Search the entries for the word "Englands". Copy each line in which it is found.

*** Opening of Data supplied ***

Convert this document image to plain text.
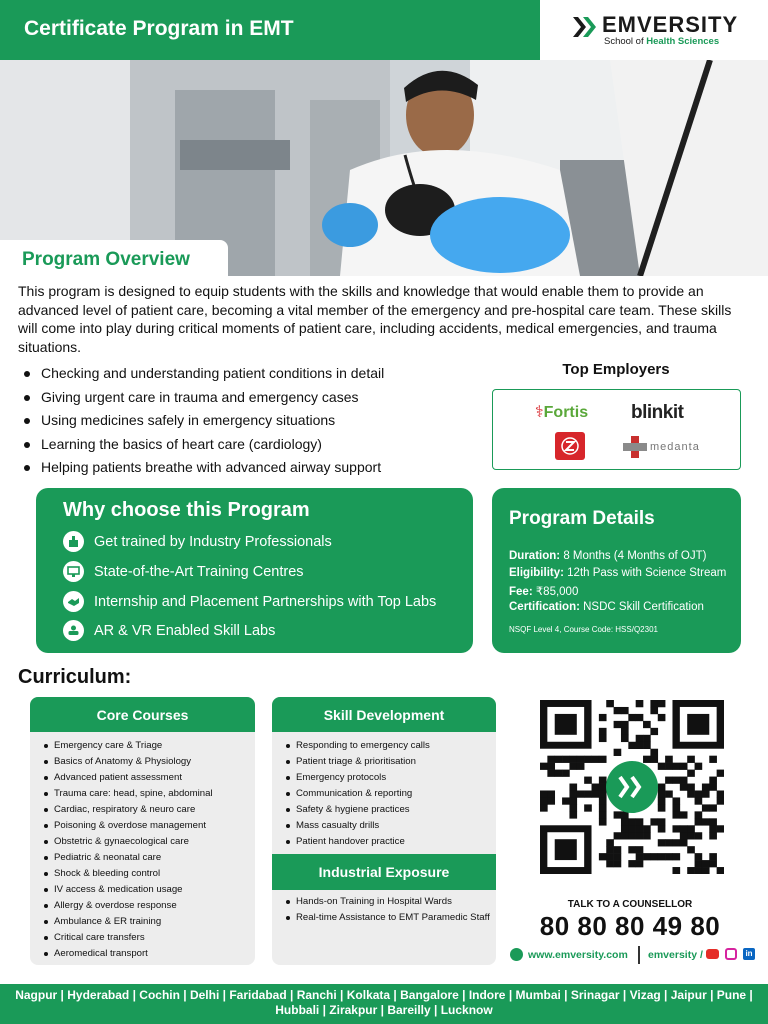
Certificate Program in EMT	EMVERSITY
School of Health Sciences
Program Overview

This program is designed to equip students with the skills and knowledge that would enable them to provide an advanced level of patient care, becoming a vital member of the emergency and pre-hospital care team. These skills will come into play during critical moments of patient care, including accidents, medical emergencies, and trauma situations.

Checking and understanding patient conditions in detail
Giving urgent care in trauma and emergency cases
Using medicines safely in emergency situations
Learning the basics of heart care (cardiology)
Helping patients breathe with advanced airway support
Top Employers
⚕Fortis blinkit
medanta
Why choose this Program
Get trained by Industry Professionals
State-of-the-Art Training Centres
Internship and Placement Partnerships with Top Labs
AR & VR Enabled Skill Labs
Program Details
Duration: 8 Months (4 Months of OJT)
Eligibility: 12th Pass with Science Stream
Fee: ₹85,000
Certification: NSDC Skill Certification
NSQF Level 4, Course Code: HSS/Q2301
Curriculum:
Core Courses
Emergency care & Triage
Basics of Anatomy & Physiology
Advanced patient assessment
Trauma care: head, spine, abdominal
Cardiac, respiratory & neuro care
Poisoning & overdose management
Obstetric & gynaecological care
Pediatric & neonatal care
Shock & bleeding control
IV access & medication usage
Allergy & overdose response
Ambulance & ER training
Critical care transfers
Aeromedical transport
Skill Development
Responding to emergency calls
Patient triage & prioritisation
Emergency protocols
Communication & reporting
Safety & hygiene practices
Mass casualty drills
Patient handover practice
Industrial Exposure
Hands-on Training in Hospital Wards
Real-time Assistance to EMT Paramedic Staff
TALK TO A COUNSELLOR
80 80 80 49 80
www.emversity.com emversity /	in
Nagpur | Hyderabad | Cochin | Delhi | Faridabad | Ranchi | Kolkata | Bangalore | Indore | Mumbai | Srinagar | Vizag | Jaipur | Pune |
Hubbali | Zirakpur | Bareilly | Lucknow
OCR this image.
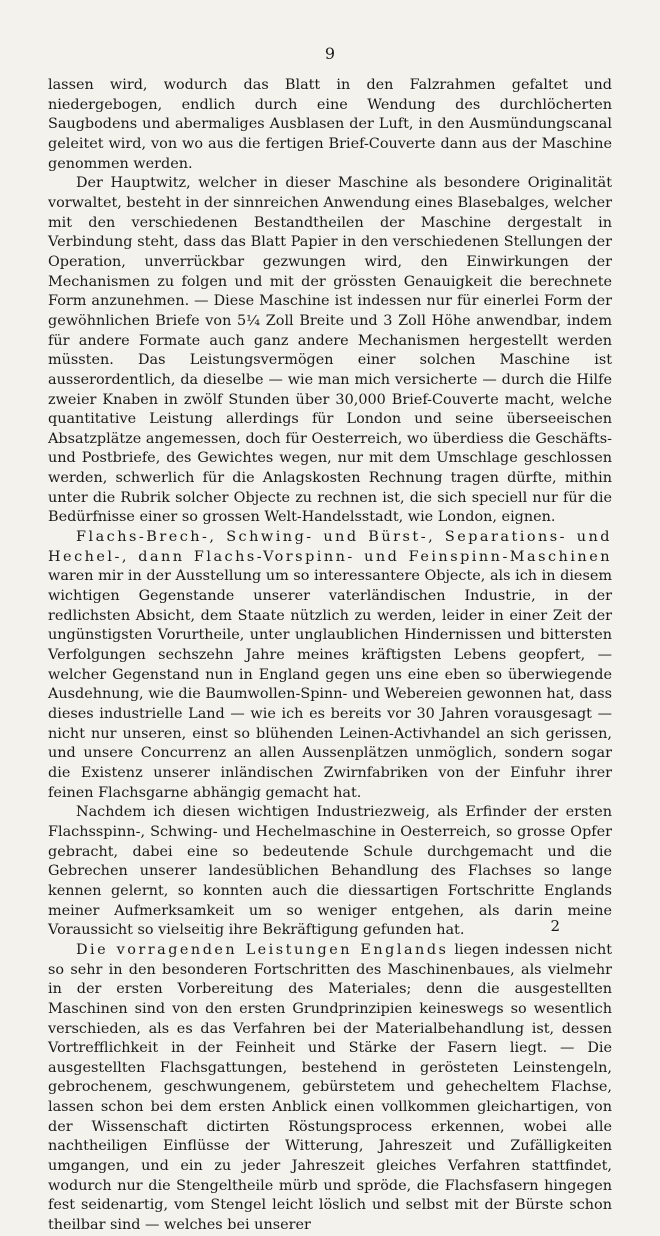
9

lassen wird, wodurch das Blatt in den Falzrahmen gefaltet und niedergebogen, endlich durch eine Wendung des durchlöcherten Saugbodens und abermaliges Ausblasen der Luft, in den Ausmündungscanal geleitet wird, von wo aus die fertigen Brief-Couverte dann aus der Maschine genommen werden.

Der Hauptwitz, welcher in dieser Maschine als besondere Originalität vorwaltet, besteht in der sinnreichen Anwendung eines Blasebalges, welcher mit den verschiedenen Bestandtheilen der Maschine dergestalt in Verbindung steht, dass das Blatt Papier in den verschiedenen Stellungen der Operation, unverrückbar gezwungen wird, den Einwirkungen der Mechanismen zu folgen und mit der grössten Genauigkeit die berechnete Form anzunehmen. — Diese Maschine ist indessen nur für einerlei Form der gewöhnlichen Briefe von 5¼ Zoll Breite und 3 Zoll Höhe anwendbar, indem für andere Formate auch ganz andere Mechanismen hergestellt werden müssten. Das Leistungsvermögen einer solchen Maschine ist ausserordentlich, da dieselbe — wie man mich versicherte — durch die Hilfe zweier Knaben in zwölf Stunden über 30,000 Brief-Couverte macht, welche quantitative Leistung allerdings für London und seine überseeischen Absatzplätze angemessen, doch für Oesterreich, wo überdiess die Geschäfts- und Postbriefe, des Gewichtes wegen, nur mit dem Umschlage geschlossen werden, schwerlich für die Anlagskosten Rechnung tragen dürfte, mithin unter die Rubrik solcher Objecte zu rechnen ist, die sich speciell nur für die Bedürfnisse einer so grossen Welt-Handelsstadt, wie London, eignen.

Flachs-Brech-, Schwing- und Bürst-, Separations- und Hechel-, dann Flachs-Vorspinn- und Feinspinn-Maschinen waren mir in der Ausstellung um so interessantere Objecte, als ich in diesem wichtigen Gegenstande unserer vaterländischen Industrie, in der redlichsten Absicht, dem Staate nützlich zu werden, leider in einer Zeit der ungünstigsten Vorurtheile, unter unglaublichen Hindernissen und bittersten Verfolgungen sechszehn Jahre meines kräftigsten Lebens geopfert, — welcher Gegenstand nun in England gegen uns eine eben so überwiegende Ausdehnung, wie die Baumwollen-Spinn- und Webereien gewonnen hat, dass dieses industrielle Land — wie ich es bereits vor 30 Jahren vorausgesagt — nicht nur unseren, einst so blühenden Leinen-Activhandel an sich gerissen, und unsere Concurrenz an allen Aussenplätzen unmöglich, sondern sogar die Existenz unserer inländischen Zwirnfabriken von der Einfuhr ihrer feinen Flachsgarne abhängig gemacht hat.

Nachdem ich diesen wichtigen Industriezweig, als Erfinder der ersten Flachsspinn-, Schwing- und Hechelmaschine in Oesterreich, so grosse Opfer gebracht, dabei eine so bedeutende Schule durchgemacht und die Gebrechen unserer landesüblichen Behandlung des Flachses so lange kennen gelernt, so konnten auch die diessartigen Fortschritte Englands meiner Aufmerksamkeit um so weniger entgehen, als darin meine Voraussicht so vielseitig ihre Bekräftigung gefunden hat.

Die vorragenden Leistungen Englands liegen indessen nicht so sehr in den besonderen Fortschritten des Maschinenbaues, als vielmehr in der ersten Vorbereitung des Materiales; denn die ausgestellten Maschinen sind von den ersten Grundprinzipien keineswegs so wesentlich verschieden, als es das Verfahren bei der Materialbehandlung ist, dessen Vortrefflichkeit in der Feinheit und Stärke der Fasern liegt. — Die ausgestellten Flachsgattungen, bestehend in gerösteten Leinstengeln, gebrochenem, geschwungenem, gebürstetem und gehecheltem Flachse, lassen schon bei dem ersten Anblick einen vollkommen gleichartigen, von der Wissenschaft dictirten Röstungsprocess erkennen, wobei alle nachtheiligen Einflüsse der Witterung, Jahreszeit und Zufälligkeiten umgangen, und ein zu jeder Jahreszeit gleiches Verfahren stattfindet, wodurch nur die Stengeltheile mürb und spröde, die Flachsfasern hingegen fest seidenartig, vom Stengel leicht löslich und selbst mit der Bürste schon theilbar sind — welches bei unserer

2
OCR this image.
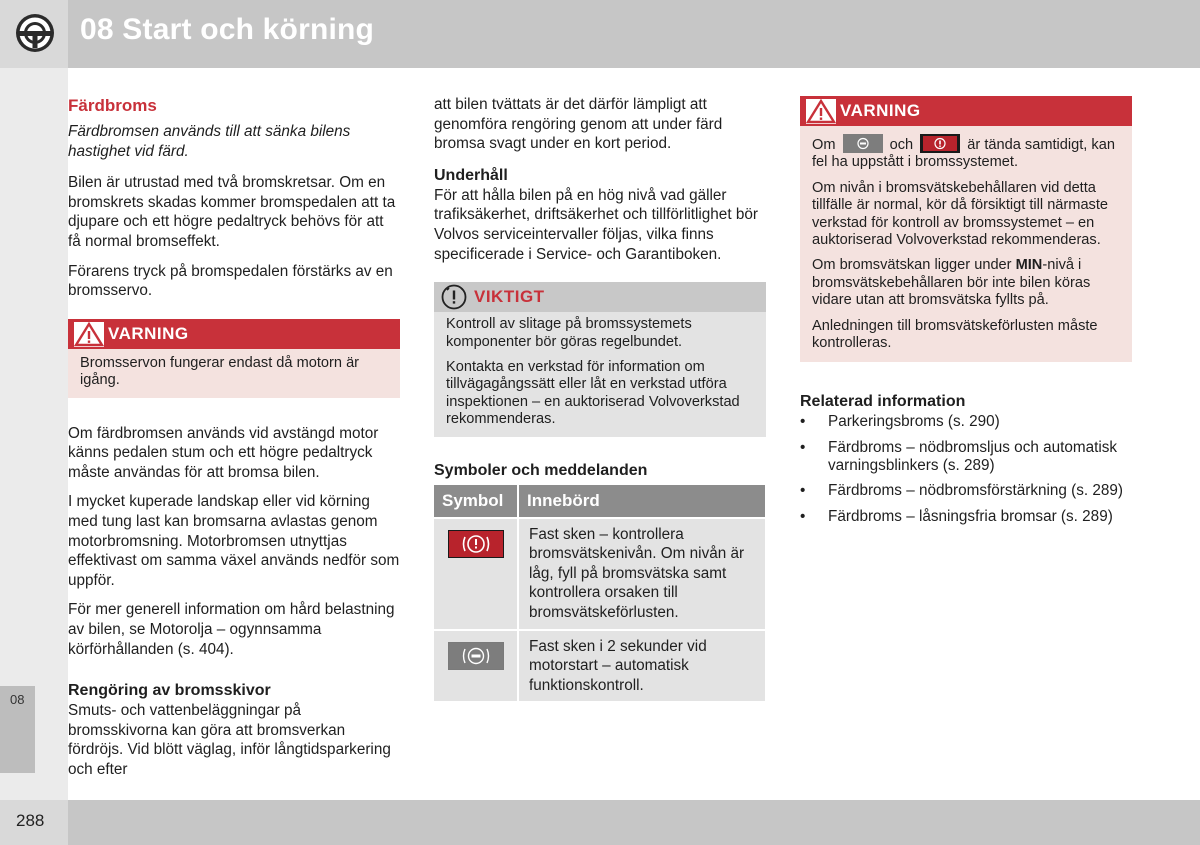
08 Start och körning
08
288
Färdbroms

Färdbromsen används till att sänka bilens hastighet vid färd.

Bilen är utrustad med två bromskretsar. Om en bromskrets skadas kommer bromspedalen att ta djupare och ett högre pedaltryck behövs för att få normal bromseffekt.

Förarens tryck på bromspedalen förstärks av en bromsservo.

VARNING

Bromsservon fungerar endast då motorn är igång.

Om färdbromsen används vid avstängd motor känns pedalen stum och ett högre pedaltryck måste användas för att bromsa bilen.

I mycket kuperade landskap eller vid körning med tung last kan bromsarna avlastas genom motorbromsning. Motorbromsen utnyttjas effektivast om samma växel används nedför som uppför.

För mer generell information om hård belastning av bilen, se Motorolja – ogynnsamma körförhållanden (s. 404).

Rengöring av bromsskivor

Smuts- och vattenbeläggningar på bromsskivorna kan göra att bromsverkan fördröjs. Vid blött väglag, inför långtidsparkering och efter

att bilen tvättats är det därför lämpligt att genomföra rengöring genom att under färd bromsa svagt under en kort period.

Underhåll

För att hålla bilen på en hög nivå vad gäller trafiksäkerhet, driftsäkerhet och tillförlitlighet bör Volvos serviceintervaller följas, vilka finns specificerade i Service- och Garantiboken.

VIKTIGT

Kontroll av slitage på bromssystemets komponenter bör göras regelbundet.

Kontakta en verkstad för information om tillvägagångssätt eller låt en verkstad utföra inspektionen – en auktoriserad Volvoverkstad rekommenderas.

Symboler och meddelanden
Symbol	Innebörd
	Fast sken – kontrollera bromsvätskenivån. Om nivån är låg, fyll på bromsvätska samt kontrollera orsaken till bromsvätskeförlusten.
	Fast sken i 2 sekunder vid motorstart – automatisk funktionskontroll.
VARNING

Om	och	är tända samtidigt, kan fel ha uppstått i bromssystemet.

Om nivån i bromsvätskebehållaren vid detta tillfälle är normal, kör då försiktigt till närmaste verkstad för kontroll av bromssystemet – en auktoriserad Volvoverkstad rekommenderas.

Om bromsvätskan ligger under MIN-nivå i bromsvätskebehållaren bör inte bilen köras vidare utan att bromsvätska fyllts på.

Anledningen till bromsvätskeförlusten måste kontrolleras.

Relaterad information
• Parkeringsbroms (s. 290)
• Färdbroms – nödbromsljus och automatisk varningsblinkers (s. 289)
• Färdbroms – nödbromsförstärkning (s. 289)
• Färdbroms – låsningsfria bromsar (s. 289)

*** Close of Data supplied ***

**Response**
Nachdem ich diesen wichtigen Industriezweig, als Erfinder der ersten Flachsspinn-, Schwing- und Hechelmaschine in Oesterreich, so grosse Opfer gebracht, dabei eine so bedeutende Schule durchgemacht und die Gebrechen unserer landesüblichen Behandlung des Flachses so lange kennen gelernt, so konnten auch die diessartigen Fortschritte Englands meiner Aufmerksamkeit um so weniger entgehen, als darin meine Voraussicht so vielseitig ihre Bekräftigung gefunden hat.
Die vorragenden Leistungen Englands liegen indessen nicht so sehr in den besonderen Fortschritten des Maschinenbaues, als vielmehr in der ersten Vorbereitung des Materiales; denn die ausgestellten Maschinen sind von den ersten Grundprinzipien keineswegs so wesentlich verschieden, als es das Verfahren bei der Materialbehandlung ist, dessen Vortrefflichkeit in der Feinheit und Stärke der Fasern liegt. — Die ausgestellten Flachsgattungen, bestehend in gerösteten Leinstengeln, gebrochenem, geschwungenem, gebürstetem und gehecheltem Flachse, lassen schon bei dem ersten Anblick einen vollkommen gleichartigen, von der Wissenschaft dictirten Röstungsprocess erkennen, wobei alle nachtheiligen Einflüsse der Witterung, Jahreszeit und Zufälligkeiten umgangen, und ein zu jeder Jahreszeit gleiches Verfahren stattfindet, wodurch nur die Stengeltheile mürb und spröde, die Flachsfasern hingegen fest seidenartig, vom Stengel leicht löslich und selbst mit der Bürste schon theilbar sind — welches bei unserer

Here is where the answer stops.